Written request
Collect the lines of the entries where "screenshot" shows up.

Task inputs
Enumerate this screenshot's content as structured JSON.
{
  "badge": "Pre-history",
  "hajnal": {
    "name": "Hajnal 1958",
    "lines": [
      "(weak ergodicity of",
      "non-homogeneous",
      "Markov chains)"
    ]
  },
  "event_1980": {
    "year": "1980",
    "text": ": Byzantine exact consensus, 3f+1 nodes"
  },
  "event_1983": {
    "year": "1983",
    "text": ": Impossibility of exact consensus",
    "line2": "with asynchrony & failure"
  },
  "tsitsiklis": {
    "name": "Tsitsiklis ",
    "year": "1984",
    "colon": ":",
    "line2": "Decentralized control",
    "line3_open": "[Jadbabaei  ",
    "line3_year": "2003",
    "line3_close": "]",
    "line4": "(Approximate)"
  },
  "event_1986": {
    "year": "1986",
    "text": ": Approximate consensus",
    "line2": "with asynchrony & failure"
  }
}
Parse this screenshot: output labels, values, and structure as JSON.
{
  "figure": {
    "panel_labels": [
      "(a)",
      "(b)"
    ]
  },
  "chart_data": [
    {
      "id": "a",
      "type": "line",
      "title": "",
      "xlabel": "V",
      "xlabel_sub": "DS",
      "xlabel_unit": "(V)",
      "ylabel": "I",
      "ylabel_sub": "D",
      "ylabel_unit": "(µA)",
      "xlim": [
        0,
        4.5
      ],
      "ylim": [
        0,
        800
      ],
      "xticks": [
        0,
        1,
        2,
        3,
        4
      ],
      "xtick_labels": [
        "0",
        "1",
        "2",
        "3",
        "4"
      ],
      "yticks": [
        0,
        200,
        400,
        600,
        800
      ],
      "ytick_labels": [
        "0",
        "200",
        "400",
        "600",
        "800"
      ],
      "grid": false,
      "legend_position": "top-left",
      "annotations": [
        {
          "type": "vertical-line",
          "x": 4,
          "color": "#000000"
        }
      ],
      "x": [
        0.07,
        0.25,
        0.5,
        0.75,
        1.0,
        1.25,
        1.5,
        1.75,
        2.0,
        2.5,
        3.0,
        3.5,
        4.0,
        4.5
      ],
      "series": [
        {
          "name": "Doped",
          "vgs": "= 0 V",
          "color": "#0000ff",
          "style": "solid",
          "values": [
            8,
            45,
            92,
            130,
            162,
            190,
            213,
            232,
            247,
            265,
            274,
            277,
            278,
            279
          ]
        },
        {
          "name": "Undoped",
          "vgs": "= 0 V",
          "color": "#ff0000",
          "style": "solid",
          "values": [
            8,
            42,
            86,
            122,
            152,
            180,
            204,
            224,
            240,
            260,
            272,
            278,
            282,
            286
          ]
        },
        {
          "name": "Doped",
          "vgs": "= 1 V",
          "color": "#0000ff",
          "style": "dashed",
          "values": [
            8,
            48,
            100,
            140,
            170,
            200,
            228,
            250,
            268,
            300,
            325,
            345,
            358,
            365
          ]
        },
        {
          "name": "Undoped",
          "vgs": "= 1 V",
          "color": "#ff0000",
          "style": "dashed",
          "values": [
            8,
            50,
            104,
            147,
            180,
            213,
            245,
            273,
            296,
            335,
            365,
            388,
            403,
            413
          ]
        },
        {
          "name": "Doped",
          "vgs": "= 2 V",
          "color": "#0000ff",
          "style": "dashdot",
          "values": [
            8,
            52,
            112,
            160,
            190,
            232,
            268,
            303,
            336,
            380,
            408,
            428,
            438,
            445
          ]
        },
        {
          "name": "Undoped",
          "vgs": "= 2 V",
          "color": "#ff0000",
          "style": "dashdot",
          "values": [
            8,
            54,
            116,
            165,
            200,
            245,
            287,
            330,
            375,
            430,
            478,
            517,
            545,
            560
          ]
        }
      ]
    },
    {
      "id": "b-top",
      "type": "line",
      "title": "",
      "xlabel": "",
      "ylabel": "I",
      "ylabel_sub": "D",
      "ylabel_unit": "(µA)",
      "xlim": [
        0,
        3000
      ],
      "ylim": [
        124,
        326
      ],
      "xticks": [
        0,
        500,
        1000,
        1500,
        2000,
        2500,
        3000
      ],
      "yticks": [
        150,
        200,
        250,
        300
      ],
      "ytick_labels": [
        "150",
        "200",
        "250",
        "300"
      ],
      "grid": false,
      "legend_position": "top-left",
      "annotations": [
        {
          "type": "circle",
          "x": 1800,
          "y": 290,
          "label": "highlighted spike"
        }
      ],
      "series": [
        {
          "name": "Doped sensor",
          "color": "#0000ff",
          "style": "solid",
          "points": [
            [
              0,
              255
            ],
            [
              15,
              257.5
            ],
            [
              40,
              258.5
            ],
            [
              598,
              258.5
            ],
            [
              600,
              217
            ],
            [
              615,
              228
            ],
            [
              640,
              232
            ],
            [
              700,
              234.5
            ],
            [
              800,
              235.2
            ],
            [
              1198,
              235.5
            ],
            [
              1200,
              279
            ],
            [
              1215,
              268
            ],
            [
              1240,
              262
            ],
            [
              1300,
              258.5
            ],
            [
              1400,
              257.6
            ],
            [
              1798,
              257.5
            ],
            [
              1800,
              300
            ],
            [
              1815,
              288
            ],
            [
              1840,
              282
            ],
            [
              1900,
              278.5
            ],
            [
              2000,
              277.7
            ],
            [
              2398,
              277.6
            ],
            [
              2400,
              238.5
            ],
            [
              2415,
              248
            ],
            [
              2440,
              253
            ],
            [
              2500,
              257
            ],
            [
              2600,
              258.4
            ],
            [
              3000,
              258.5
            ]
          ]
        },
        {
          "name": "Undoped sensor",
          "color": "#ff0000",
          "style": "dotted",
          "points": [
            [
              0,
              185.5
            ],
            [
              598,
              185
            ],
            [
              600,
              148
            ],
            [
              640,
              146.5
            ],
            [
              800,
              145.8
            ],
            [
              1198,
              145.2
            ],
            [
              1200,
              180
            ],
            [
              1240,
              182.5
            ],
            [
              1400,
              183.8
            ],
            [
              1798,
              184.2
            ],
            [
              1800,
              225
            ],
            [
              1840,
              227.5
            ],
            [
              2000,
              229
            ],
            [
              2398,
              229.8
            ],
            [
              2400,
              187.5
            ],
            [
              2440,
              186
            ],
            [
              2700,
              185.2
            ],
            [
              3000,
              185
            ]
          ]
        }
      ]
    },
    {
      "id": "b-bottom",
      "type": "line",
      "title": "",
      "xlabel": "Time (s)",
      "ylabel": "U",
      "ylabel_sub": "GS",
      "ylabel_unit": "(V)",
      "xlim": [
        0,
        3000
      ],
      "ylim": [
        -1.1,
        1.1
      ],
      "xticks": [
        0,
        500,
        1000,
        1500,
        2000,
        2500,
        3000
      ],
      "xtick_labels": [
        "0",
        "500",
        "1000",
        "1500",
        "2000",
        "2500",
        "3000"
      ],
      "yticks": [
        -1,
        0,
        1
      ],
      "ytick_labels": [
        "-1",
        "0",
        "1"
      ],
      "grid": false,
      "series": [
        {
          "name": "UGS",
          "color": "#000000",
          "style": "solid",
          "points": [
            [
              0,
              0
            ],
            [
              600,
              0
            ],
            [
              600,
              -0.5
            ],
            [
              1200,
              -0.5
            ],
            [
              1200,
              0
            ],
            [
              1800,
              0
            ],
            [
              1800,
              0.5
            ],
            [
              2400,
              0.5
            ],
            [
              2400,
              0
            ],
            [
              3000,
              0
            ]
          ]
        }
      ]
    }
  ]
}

Answer to the problem
Enumerate this screenshot's content as structured JSON.
Parse this screenshot: output labels, values, and structure as JSON.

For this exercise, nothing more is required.